• Given exercise A:
Reproduce the rows from the first row through the row containing "table-row-showings: Average #", inclusive, replacing "cell-percent-change" with "cell-pct-change" everywhere it appears and leaving everything else unchanged.

• Extracted text:
━━━━━━━━━━━━━━━━━━━━━━━━━━━━━━
[Numpy-discussion] Where to put versionadded

josef.pktd at gmail.com josef.pktd at gmail.com
Fri Apr 4 15:33:45 EDT 2014


On Fri, Apr 4, 2014 at 3:07 PM, Matthew Brett <matthew.brett at gmail.com> wrote:
> Hi,
>
> On Fri, Apr 4, 2014 at 11:54 AM, Charles R Harris
> <charlesr.harris at gmail.com> wrote:
>>
>>
>>
>> On Fri, Apr 4, 2014 at 12:48 PM, <josef.pktd at gmail.com> wrote:
>>>
>>> On Fri, Apr 4, 2014 at 2:12 PM, Charles R Harris
>>> <charlesr.harris at gmail.com> wrote:
>>> > Hi All,
>>> >
>>> > Currently there are several placements of the '.. versionadded::'
>>> > directive
>>> > and I'd like to settle
>>> > on a proper style for consistency. There are two occasions on which it
>>> > is
>>> > used, first, when a new function or class is added and second, when a
>>> > new
>>> > keyword is added to an existing function or method. The options are as
>>> > follows.
>>> >
>>> > New Function
>>> >
>>> > 1) Originally, the directive was added in the notes section.
>>> >
>>> > Notes
>>> > -----
>>> > .. versionadded:: 1.5.0
>>> >
>>> >  2) Alternatively, it is placed after the extended summary.
━━━━━━━━━━━━━━━━━━━━━━━━━━━━━━
• Provided information:
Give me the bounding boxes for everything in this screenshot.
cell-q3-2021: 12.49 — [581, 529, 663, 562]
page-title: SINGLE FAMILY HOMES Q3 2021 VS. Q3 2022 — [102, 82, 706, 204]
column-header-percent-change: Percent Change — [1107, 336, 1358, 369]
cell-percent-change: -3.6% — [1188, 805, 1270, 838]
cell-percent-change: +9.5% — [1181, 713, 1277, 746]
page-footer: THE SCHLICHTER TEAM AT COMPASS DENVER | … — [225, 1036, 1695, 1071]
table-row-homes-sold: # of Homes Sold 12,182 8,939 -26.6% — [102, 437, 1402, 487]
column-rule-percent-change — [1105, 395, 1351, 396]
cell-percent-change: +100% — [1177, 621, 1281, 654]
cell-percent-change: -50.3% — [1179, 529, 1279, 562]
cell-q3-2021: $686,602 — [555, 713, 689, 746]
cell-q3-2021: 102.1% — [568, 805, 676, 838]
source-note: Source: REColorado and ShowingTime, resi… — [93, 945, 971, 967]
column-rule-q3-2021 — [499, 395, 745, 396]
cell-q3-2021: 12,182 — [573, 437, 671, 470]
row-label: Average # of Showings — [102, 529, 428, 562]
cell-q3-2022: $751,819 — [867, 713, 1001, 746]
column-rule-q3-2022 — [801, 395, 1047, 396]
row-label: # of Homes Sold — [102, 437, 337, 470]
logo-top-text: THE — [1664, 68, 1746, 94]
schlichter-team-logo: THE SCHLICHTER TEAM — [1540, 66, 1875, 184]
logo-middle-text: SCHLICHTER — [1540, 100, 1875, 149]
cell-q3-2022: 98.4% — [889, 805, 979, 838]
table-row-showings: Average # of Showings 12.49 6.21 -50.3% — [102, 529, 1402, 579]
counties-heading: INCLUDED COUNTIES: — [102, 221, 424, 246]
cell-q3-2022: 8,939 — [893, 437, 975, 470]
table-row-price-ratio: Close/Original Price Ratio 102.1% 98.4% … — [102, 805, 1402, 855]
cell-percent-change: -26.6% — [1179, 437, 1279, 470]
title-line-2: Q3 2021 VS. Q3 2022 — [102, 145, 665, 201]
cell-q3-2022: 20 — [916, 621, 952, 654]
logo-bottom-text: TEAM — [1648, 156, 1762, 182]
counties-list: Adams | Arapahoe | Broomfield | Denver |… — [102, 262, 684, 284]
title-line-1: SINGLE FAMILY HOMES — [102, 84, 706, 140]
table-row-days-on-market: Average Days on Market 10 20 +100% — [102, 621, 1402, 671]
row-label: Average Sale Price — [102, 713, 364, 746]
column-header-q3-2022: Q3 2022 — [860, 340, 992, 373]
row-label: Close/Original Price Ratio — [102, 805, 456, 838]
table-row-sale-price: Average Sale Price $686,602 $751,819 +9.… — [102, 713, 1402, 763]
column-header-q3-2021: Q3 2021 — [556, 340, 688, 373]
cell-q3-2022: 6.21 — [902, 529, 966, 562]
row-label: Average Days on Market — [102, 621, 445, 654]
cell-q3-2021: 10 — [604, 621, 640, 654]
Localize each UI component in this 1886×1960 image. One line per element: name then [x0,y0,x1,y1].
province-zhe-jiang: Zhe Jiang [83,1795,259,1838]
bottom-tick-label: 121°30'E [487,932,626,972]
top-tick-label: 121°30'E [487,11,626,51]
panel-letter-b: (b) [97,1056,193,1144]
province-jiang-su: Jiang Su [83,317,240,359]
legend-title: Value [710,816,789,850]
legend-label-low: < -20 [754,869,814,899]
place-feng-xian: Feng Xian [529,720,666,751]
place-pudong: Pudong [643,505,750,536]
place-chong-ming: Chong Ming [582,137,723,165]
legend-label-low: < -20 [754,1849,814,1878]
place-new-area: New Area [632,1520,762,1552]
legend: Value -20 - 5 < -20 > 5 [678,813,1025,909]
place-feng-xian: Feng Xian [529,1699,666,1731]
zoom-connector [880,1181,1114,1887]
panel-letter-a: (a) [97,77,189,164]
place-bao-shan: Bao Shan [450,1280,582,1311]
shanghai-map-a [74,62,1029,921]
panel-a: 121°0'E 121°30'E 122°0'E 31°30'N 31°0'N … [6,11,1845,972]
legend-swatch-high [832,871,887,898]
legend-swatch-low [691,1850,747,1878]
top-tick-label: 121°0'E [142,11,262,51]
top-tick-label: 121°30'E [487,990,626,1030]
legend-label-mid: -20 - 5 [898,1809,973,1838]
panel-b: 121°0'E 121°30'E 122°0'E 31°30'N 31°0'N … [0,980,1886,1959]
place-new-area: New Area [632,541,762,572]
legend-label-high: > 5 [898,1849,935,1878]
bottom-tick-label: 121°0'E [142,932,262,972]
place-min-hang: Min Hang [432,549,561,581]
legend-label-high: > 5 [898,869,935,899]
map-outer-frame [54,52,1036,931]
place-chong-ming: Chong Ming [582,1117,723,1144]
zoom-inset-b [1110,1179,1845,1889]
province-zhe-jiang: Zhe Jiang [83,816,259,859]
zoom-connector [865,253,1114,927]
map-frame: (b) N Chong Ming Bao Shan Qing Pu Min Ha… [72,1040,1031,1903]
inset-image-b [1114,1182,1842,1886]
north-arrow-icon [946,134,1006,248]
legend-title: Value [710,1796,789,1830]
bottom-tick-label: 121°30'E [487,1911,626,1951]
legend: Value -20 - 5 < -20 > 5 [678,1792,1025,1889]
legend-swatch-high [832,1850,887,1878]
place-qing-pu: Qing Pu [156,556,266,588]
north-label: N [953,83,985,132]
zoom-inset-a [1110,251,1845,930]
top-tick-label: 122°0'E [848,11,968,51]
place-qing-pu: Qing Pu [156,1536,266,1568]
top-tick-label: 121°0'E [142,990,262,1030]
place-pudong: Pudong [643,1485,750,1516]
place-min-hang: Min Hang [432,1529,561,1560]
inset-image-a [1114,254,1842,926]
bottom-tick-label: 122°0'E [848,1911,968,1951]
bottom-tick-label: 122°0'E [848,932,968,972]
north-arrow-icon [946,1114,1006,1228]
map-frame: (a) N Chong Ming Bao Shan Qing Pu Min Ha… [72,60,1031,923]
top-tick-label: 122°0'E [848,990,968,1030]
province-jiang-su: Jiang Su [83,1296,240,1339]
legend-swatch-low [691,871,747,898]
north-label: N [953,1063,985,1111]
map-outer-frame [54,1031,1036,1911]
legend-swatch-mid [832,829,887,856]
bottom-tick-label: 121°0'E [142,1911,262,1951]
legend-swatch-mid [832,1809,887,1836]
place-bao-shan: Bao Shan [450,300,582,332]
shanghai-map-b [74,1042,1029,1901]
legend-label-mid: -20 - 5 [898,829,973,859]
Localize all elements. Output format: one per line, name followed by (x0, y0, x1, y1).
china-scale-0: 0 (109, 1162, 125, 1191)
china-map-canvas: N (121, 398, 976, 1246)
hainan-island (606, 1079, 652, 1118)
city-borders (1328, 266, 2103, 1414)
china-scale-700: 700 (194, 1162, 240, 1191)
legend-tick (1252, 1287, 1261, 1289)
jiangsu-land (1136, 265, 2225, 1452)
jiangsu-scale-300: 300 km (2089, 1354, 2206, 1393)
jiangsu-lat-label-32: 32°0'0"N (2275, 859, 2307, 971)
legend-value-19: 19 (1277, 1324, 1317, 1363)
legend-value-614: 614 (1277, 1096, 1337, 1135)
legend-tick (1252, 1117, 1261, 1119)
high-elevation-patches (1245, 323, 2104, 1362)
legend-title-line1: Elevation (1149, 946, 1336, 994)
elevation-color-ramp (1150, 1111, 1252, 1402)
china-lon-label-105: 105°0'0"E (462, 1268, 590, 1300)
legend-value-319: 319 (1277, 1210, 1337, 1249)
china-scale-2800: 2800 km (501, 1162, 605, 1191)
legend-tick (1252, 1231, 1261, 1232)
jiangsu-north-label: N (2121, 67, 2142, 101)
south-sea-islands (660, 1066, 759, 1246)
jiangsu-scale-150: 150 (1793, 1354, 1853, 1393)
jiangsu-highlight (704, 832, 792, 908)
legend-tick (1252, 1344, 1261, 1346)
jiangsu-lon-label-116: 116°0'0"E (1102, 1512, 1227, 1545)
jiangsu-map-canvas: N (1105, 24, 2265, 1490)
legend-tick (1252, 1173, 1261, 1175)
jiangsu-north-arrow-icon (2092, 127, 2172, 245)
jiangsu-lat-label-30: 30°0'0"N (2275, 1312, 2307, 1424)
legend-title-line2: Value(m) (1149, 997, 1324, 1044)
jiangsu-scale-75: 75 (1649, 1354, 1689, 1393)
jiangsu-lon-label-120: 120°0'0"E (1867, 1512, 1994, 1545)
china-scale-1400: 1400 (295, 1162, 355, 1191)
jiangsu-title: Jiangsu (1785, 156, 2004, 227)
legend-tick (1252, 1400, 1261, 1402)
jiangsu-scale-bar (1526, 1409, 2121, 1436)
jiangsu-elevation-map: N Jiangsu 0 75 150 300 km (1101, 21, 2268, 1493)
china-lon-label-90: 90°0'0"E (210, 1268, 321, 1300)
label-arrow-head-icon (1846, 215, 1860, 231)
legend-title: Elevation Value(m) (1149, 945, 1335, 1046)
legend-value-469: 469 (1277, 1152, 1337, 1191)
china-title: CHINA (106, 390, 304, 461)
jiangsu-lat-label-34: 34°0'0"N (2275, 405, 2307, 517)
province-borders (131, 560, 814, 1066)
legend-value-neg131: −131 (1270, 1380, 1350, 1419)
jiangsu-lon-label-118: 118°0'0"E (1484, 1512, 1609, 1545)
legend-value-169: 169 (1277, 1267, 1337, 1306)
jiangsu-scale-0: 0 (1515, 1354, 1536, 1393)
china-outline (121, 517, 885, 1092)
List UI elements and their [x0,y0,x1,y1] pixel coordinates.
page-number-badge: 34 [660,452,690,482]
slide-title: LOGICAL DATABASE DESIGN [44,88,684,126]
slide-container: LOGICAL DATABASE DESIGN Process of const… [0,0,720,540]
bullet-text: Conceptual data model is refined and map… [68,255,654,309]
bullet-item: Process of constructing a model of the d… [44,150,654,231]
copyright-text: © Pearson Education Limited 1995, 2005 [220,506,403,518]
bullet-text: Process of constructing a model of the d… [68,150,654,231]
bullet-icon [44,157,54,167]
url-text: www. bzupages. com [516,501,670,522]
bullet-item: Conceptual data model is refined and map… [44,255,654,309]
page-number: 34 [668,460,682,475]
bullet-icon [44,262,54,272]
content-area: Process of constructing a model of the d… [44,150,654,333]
━━━━━━━━━━━━━━━━━━━━━━━━━━━━━━
• Given exercise B:
Answer these questions about the versionadded message:
(i) On what date and at what time was the message posted?
(ii) According to the message, where was the directive originally added for a new function?
(iii) What version number appears in the directive example?

• Full solution A:
Give me the bounding boxes for everything in this screenshot.
cell-q3-2021: 12.49 — [581, 529, 663, 562]
page-title: SINGLE FAMILY HOMES Q3 2021 VS. Q3 2022 — [102, 82, 706, 204]
column-header-percent-change: Percent Change — [1107, 336, 1358, 369]
cell-pct-change: -3.6% — [1188, 805, 1270, 838]
cell-pct-change: +9.5% — [1181, 713, 1277, 746]
page-footer: THE SCHLICHTER TEAM AT COMPASS DENVER | … — [225, 1036, 1695, 1071]
table-row-homes-sold: # of Homes Sold 12,182 8,939 -26.6% — [102, 437, 1402, 487]
column-rule-percent-change — [1105, 395, 1351, 396]
cell-pct-change: +100% — [1177, 621, 1281, 654]
cell-pct-change: -50.3% — [1179, 529, 1279, 562]
cell-q3-2021: $686,602 — [555, 713, 689, 746]
cell-q3-2021: 102.1% — [568, 805, 676, 838]
source-note: Source: REColorado and ShowingTime, resi… — [93, 945, 971, 967]
column-rule-q3-2021 — [499, 395, 745, 396]
cell-q3-2021: 12,182 — [573, 437, 671, 470]
row-label: Average # of Showings — [102, 529, 428, 562]
cell-q3-2022: $751,819 — [867, 713, 1001, 746]
column-rule-q3-2022 — [801, 395, 1047, 396]
row-label: # of Homes Sold — [102, 437, 337, 470]
logo-top-text: THE — [1664, 68, 1746, 94]
schlichter-team-logo: THE SCHLICHTER TEAM — [1540, 66, 1875, 184]
logo-middle-text: SCHLICHTER — [1540, 100, 1875, 149]
cell-q3-2022: 98.4% — [889, 805, 979, 838]
table-row-showings: Average # of Showings 12.49 6.21 -50.3% — [102, 529, 1402, 579]

• Full solution B:
(i) Fri Apr 4 15:33:45 EDT 2014
(ii) In the notes section
(iii) 1.5.0